Allocated an environment handle.
Set application to ODBC 3.
Allocated Database handle.
Connecting to database.
Connected to database.
Creating prepared statement
Created prepared statement.
Bound CustIDs array to prepared statement
Bound CustNames array to prepared statement
Bound phoneNums array to prepared statement
Adding Batch #1...successful.
Adding Batch #2...successful.
Adding Batch #3...successful.
Adding Batch #4...successful.
Adding Batch #5...successful.
Committing transaction
Committed transaction
Free handles.

+--

*Problems to solve*:
a) Copy the ODBC log from "Connecting to database." to "Adding Batch #4...successful.", swapping out "prepared statement" for "SQL statement".
b) According to the ODBC log, how many batches were added before the transaction was committed?

+--

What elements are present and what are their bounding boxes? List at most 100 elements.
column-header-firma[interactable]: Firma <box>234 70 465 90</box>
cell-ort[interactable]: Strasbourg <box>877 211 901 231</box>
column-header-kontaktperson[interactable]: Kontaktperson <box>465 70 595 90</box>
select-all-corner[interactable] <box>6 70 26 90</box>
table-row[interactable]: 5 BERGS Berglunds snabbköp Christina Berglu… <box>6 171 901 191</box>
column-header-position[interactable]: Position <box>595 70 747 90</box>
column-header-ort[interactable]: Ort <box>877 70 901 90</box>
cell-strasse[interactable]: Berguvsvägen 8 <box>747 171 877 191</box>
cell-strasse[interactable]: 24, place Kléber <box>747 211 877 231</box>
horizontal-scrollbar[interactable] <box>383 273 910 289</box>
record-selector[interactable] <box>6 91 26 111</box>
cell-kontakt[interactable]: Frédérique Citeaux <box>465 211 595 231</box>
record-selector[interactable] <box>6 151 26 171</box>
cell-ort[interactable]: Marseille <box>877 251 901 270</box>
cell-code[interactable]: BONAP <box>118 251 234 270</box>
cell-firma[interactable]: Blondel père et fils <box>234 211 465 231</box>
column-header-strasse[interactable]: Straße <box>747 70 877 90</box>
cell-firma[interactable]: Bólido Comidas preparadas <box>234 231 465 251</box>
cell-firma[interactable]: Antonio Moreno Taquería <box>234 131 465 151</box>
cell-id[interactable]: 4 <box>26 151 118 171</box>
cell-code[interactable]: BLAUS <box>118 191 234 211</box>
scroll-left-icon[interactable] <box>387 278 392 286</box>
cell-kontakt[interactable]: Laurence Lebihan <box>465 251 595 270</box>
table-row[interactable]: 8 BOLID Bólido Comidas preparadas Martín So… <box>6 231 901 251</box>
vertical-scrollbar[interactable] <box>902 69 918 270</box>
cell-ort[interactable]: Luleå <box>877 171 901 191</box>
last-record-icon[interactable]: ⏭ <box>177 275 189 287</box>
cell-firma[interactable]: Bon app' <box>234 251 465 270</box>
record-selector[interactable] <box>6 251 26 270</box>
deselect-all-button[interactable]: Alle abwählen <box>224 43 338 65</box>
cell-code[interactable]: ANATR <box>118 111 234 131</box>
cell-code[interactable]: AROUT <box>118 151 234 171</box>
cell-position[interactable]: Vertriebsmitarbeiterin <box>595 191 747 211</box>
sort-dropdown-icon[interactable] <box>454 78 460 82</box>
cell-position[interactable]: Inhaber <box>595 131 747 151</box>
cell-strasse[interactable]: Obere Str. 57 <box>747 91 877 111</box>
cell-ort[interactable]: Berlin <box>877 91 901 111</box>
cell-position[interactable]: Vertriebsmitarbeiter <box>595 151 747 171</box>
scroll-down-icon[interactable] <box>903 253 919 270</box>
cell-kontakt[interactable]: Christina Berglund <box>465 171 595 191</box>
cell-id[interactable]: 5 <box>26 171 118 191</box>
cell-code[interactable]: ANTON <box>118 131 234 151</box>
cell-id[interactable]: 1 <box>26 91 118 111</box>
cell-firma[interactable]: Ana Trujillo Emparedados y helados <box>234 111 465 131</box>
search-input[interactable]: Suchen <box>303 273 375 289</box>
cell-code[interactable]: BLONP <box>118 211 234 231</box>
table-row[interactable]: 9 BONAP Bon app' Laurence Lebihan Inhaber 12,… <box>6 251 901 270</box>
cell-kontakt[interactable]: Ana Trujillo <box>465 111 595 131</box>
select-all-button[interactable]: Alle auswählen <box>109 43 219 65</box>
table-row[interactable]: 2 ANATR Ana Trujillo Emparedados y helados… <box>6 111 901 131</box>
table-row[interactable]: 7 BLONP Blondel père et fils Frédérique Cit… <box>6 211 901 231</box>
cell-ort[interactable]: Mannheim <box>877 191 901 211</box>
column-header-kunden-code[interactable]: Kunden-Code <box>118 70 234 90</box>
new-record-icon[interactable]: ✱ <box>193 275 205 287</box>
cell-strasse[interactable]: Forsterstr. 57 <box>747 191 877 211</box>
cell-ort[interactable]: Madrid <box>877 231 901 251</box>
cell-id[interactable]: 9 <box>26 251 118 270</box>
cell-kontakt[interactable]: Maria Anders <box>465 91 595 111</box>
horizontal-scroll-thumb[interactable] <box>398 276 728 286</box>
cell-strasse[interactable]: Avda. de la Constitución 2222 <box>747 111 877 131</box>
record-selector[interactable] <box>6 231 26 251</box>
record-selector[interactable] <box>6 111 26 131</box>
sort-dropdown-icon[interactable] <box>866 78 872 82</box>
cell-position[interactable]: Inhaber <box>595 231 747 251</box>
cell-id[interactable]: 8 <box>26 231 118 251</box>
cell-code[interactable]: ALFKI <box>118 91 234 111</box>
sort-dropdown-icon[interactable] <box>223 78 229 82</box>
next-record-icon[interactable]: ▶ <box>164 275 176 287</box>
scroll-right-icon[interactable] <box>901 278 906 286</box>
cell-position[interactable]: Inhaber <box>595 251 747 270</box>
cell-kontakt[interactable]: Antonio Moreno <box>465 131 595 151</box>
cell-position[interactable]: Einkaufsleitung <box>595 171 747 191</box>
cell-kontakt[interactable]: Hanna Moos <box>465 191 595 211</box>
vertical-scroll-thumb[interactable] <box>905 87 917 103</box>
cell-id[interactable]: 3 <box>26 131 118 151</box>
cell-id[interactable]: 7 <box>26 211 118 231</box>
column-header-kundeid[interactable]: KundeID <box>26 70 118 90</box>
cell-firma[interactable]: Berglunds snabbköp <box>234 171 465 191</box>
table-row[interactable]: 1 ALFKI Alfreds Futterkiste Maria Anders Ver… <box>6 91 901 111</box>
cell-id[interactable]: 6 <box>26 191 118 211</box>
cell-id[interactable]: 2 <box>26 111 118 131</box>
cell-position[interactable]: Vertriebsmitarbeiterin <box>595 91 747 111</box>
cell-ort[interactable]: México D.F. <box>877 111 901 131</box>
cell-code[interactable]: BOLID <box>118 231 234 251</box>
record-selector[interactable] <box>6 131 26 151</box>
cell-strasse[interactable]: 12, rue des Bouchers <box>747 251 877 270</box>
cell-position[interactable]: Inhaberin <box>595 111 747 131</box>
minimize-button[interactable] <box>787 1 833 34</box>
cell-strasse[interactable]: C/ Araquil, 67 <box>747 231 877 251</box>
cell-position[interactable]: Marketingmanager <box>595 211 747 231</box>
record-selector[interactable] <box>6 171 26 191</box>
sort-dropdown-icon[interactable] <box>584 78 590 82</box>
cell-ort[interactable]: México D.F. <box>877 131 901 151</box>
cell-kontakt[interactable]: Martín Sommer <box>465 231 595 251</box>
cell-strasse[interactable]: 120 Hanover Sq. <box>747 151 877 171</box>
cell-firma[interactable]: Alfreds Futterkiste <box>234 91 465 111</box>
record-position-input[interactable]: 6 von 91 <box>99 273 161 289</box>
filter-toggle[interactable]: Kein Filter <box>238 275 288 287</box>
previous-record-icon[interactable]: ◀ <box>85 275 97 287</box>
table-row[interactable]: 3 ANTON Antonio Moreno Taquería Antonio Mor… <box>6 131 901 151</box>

+--

*Responses by item number*:
a)
Connecting to database.
Connected to database.
Creating SQL statement
Created SQL statement.
Bound CustIDs array to SQL statement
Bound CustNames array to SQL statement
Bound phoneNums array to SQL statement
Adding Batch #1...successful.
Adding Batch #2...successful.
Adding Batch #3...successful.
Adding Batch #4...successful.

b) Five batches were added, and each one was successful.